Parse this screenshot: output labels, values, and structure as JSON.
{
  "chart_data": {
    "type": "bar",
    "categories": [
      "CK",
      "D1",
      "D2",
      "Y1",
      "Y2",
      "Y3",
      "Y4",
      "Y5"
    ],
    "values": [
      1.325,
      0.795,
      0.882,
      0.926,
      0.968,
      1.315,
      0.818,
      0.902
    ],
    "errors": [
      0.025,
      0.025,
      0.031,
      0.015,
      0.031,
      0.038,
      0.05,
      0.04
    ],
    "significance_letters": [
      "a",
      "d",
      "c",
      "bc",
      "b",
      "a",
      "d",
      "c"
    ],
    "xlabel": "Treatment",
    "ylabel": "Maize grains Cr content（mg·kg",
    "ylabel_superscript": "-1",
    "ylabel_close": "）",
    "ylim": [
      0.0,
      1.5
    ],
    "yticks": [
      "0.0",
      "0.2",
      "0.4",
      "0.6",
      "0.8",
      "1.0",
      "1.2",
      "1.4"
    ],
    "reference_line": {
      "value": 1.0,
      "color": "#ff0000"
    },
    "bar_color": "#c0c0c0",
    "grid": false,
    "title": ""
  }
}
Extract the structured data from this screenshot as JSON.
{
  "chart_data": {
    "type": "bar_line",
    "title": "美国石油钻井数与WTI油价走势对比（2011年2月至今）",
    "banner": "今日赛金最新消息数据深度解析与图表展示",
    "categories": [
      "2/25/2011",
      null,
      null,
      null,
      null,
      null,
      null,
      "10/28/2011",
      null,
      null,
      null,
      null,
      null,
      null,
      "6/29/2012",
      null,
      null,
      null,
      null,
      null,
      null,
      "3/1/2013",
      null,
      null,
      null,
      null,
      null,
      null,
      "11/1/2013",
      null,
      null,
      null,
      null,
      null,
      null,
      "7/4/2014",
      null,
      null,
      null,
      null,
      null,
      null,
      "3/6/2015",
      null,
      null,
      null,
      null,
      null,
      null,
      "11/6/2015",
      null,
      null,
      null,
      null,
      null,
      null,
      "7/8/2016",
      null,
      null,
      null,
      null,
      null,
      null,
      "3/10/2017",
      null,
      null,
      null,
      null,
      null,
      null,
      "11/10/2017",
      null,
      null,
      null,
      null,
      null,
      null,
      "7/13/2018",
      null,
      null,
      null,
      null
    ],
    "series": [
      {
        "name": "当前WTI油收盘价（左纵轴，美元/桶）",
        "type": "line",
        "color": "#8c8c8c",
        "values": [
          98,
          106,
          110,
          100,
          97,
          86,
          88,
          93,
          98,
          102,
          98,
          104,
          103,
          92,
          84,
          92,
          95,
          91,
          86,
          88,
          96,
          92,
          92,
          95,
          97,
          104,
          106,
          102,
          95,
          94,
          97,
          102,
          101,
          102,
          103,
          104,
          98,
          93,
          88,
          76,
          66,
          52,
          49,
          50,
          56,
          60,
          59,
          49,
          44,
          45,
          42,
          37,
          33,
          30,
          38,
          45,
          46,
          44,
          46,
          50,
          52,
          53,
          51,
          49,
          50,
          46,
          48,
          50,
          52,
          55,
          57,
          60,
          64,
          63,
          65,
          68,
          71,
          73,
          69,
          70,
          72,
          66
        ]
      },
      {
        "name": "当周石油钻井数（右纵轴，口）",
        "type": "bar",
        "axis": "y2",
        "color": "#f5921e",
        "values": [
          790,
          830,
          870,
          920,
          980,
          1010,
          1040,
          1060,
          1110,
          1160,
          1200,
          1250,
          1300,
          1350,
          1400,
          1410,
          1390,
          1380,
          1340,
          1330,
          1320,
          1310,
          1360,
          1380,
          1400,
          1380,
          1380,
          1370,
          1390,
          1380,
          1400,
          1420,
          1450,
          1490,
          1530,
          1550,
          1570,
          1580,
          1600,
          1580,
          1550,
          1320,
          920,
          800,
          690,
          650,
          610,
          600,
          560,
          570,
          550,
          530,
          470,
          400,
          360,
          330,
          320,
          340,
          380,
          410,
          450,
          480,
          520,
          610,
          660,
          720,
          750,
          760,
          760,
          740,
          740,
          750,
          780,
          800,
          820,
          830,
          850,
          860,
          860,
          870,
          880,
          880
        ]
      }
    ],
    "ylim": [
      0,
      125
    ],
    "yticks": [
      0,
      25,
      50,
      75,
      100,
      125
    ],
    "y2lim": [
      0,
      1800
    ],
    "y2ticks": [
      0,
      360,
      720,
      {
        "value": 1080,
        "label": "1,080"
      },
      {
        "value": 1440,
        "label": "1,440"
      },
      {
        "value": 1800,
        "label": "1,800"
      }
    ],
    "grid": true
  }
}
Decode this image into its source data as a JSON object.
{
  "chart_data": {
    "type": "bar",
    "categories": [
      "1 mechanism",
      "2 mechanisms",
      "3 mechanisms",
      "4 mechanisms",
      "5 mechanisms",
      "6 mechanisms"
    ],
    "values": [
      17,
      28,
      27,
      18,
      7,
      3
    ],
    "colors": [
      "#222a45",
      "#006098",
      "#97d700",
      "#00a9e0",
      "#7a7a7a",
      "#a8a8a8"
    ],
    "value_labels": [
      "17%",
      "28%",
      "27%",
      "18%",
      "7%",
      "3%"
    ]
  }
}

» **WHAT IS ASKED**
Reproduce every record, matching each line exactly.

» **WORKED ANSWER**
Parse this screenshot: output labels, values, and structure as JSON.
{
  "chart_data": {
    "type": "bar",
    "categories": [
      "CK",
      "D1",
      "D2",
      "Y1",
      "Y2",
      "Y3",
      "Y4",
      "Y5"
    ],
    "values": [
      1.325,
      0.795,
      0.882,
      0.926,
      0.968,
      1.315,
      0.818,
      0.902
    ],
    "errors": [
      0.025,
      0.025,
      0.031,
      0.015,
      0.031,
      0.038,
      0.05,
      0.04
    ],
    "significance_letters": [
      "a",
      "d",
      "c",
      "bc",
      "b",
      "a",
      "d",
      "c"
    ],
    "xlabel": "Treatment",
    "ylabel": "Maize grains Cr content（mg·kg",
    "ylabel_superscript": "-1",
    "ylabel_close": "）",
    "ylim": [
      0.0,
      1.5
    ],
    "yticks": [
      "0.0",
      "0.2",
      "0.4",
      "0.6",
      "0.8",
      "1.0",
      "1.2",
      "1.4"
    ],
    "reference_line": {
      "value": 1.0,
      "color": "#ff0000"
    },
    "bar_color": "#c0c0c0",
    "grid": false,
    "title": ""
  }
}
Extract the structured data from this screenshot as JSON.
{
  "chart_data": {
    "type": "bar_line",
    "title": "美国石油钻井数与WTI油价走势对比（2011年2月至今）",
    "banner": "今日赛金最新消息数据深度解析与图表展示",
    "categories": [
      "2/25/2011",
      null,
      null,
      null,
      null,
      null,
      null,
      "10/28/2011",
      null,
      null,
      null,
      null,
      null,
      null,
      "6/29/2012",
      null,
      null,
      null,
      null,
      null,
      null,
      "3/1/2013",
      null,
      null,
      null,
      null,
      null,
      null,
      "11/1/2013",
      null,
      null,
      null,
      null,
      null,
      null,
      "7/4/2014",
      null,
      null,
      null,
      null,
      null,
      null,
      "3/6/2015",
      null,
      null,
      null,
      null,
      null,
      null,
      "11/6/2015",
      null,
      null,
      null,
      null,
      null,
      null,
      "7/8/2016",
      null,
      null,
      null,
      null,
      null,
      null,
      "3/10/2017",
      null,
      null,
      null,
      null,
      null,
      null,
      "11/10/2017",
      null,
      null,
      null,
      null,
      null,
      null,
      "7/13/2018",
      null,
      null,
      null,
      null
    ],
    "series": [
      {
        "name": "当前WTI油收盘价（左纵轴，美元/桶）",
        "type": "line",
        "color": "#8c8c8c",
        "values": [
          98,
          106,
          110,
          100,
          97,
          86,
          88,
          93,
          98,
          102,
          98,
          104,
          103,
          92,
          84,
          92,
          95,
          91,
          86,
          88,
          96,
          92,
          92,
          95,
          97,
          104,
          106,
          102,
          95,
          94,
          97,
          102,
          101,
          102,
          103,
          104,
          98,
          93,
          88,
          76,
          66,
          52,
          49,
          50,
          56,
          60,
          59,
          49,
          44,
          45,
          42,
          37,
          33,
          30,
          38,
          45,
          46,
          44,
          46,
          50,
          52,
          53,
          51,
          49,
          50,
          46,
          48,
          50,
          52,
          55,
          57,
          60,
          64,
          63,
          65,
          68,
          71,
          73,
          69,
          70,
          72,
          66
        ]
      },
      {
        "name": "当周石油钻井数（右纵轴，口）",
        "type": "bar",
        "axis": "y2",
        "color": "#f5921e",
        "values": [
          790,
          830,
          870,
          920,
          980,
          1010,
          1040,
          1060,
          1110,
          1160,
          1200,
          1250,
          1300,
          1350,
          1400,
          1410,
          1390,
          1380,
          1340,
          1330,
          1320,
          1310,
          1360,
          1380,
          1400,
          1380,
          1380,
          1370,
          1390,
          1380,
          1400,
          1420,
          1450,
          1490,
          1530,
          1550,
          1570,
          1580,
          1600,
          1580,
          1550,
          1320,
          920,
          800,
          690,
          650,
          610,
          600,
          560,
          570,
          550,
          530,
          470,
          400,
          360,
          330,
          320,
          340,
          380,
          410,
          450,
          480,
          520,
          610,
          660,
          720,
          750,
          760,
          760,
          740,
          740,
          750,
          780,
          800,
          820,
          830,
          850,
          860,
          860,
          870,
          880,
          880
        ]
      }
    ],
    "ylim": [
      0,
      125
    ],
    "yticks": [
      0,
      25,
      50,
      75,
      100,
      125
    ],
    "y2lim": [
      0,
      1800
    ],
    "y2ticks": [
      0,
      360,
      720,
      {
        "value": 1080,
        "label": "1,080"
      },
      {
        "value": 1440,
        "label": "1,440"
      },
      {
        "value": 1800,
        "label": "1,800"
      }
    ],
    "grid": true
  }
}
Decode this image into its source data as a JSON object.
{
  "chart_data": {
    "type": "bar",
    "categories": [
      "1 mechanism",
      "2 mechanisms",
      "3 mechanisms",
      "4 mechanisms",
      "5 mechanisms",
      "6 mechanisms"
    ],
    "values": [
      17,
      28,
      27,
      18,
      7,
      3
    ],
    "colors": [
      "#222a45",
      "#006098",
      "#97d700",
      "#00a9e0",
      "#7a7a7a",
      "#a8a8a8"
    ],
    "value_labels": [
      "17%",
      "28%",
      "27%",
      "18%",
      "7%",
      "3%"
    ]
  }
}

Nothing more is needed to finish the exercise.